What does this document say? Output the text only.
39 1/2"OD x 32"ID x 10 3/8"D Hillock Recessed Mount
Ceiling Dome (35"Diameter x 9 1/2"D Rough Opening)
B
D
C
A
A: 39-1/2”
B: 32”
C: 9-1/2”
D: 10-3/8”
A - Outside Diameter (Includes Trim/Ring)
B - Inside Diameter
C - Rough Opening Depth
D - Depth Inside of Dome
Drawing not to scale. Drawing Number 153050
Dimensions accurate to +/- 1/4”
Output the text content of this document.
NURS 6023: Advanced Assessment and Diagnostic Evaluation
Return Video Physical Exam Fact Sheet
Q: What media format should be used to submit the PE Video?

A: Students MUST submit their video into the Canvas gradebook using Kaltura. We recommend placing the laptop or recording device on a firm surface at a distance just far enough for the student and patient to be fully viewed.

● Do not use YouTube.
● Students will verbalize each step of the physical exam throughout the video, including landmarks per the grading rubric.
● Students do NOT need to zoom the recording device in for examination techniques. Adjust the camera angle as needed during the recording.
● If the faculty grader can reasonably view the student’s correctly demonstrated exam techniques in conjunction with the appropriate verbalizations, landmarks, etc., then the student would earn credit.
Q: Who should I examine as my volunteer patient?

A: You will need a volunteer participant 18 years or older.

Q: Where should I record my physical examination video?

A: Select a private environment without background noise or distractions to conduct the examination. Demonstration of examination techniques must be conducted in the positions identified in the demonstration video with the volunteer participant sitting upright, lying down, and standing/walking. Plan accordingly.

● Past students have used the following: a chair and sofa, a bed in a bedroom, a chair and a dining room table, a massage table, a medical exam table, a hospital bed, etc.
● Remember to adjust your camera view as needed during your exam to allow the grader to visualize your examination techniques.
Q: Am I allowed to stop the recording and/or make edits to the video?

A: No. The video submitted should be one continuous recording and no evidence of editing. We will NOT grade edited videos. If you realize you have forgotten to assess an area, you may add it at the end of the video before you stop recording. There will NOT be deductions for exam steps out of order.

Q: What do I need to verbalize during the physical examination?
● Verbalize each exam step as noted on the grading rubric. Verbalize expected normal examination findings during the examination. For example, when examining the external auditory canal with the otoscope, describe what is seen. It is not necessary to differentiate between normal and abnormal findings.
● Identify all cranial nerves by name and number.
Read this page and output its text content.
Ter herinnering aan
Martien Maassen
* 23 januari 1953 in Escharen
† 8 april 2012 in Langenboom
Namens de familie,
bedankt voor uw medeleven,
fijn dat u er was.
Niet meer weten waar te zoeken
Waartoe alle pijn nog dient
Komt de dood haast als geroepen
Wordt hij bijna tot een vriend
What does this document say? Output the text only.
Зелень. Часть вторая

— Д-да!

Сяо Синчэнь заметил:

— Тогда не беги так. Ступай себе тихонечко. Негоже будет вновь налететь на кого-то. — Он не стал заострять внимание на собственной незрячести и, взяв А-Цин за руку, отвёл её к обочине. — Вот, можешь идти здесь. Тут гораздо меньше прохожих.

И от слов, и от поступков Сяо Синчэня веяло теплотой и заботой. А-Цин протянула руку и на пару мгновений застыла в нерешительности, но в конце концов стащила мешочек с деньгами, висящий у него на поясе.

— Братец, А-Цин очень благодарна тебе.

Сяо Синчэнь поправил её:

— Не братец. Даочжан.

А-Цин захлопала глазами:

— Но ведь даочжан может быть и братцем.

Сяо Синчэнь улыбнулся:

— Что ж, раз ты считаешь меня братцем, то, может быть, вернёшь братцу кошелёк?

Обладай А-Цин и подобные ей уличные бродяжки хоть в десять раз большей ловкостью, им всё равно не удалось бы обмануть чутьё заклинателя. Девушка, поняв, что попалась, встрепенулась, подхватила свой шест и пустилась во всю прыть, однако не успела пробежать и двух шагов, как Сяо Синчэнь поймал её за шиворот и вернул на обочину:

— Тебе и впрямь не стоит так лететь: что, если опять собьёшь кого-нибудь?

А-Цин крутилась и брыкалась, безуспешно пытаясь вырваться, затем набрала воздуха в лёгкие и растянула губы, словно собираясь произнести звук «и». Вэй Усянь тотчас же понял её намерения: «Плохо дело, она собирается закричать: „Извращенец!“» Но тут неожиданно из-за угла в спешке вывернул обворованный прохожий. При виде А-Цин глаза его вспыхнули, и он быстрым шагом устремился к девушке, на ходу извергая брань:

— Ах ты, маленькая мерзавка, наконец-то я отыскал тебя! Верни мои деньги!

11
■ ■ ■
> _Set task_: Search the data for "with" and list every line in which it occurs.

> _The answer_:
● If the faculty grader can reasonably view the student’s correctly demonstrated exam techniques in conjunction with the appropriate verbalizations, landmarks, etc., then the student would earn credit.
A: Select a private environment without background noise or distractions to conduct the examination. Demonstration of examination techniques must be conducted in the positions identified in the demonstration video with the volunteer participant sitting upright, lying down, and standing/walking. Plan accordingly.
● Verbalize each exam step as noted on the grading rubric. Verbalize expected normal examination findings during the examination. For example, when examining the external auditory canal with the otoscope, describe what is seen. It is not necessary to differentiate between normal and abnormal findings.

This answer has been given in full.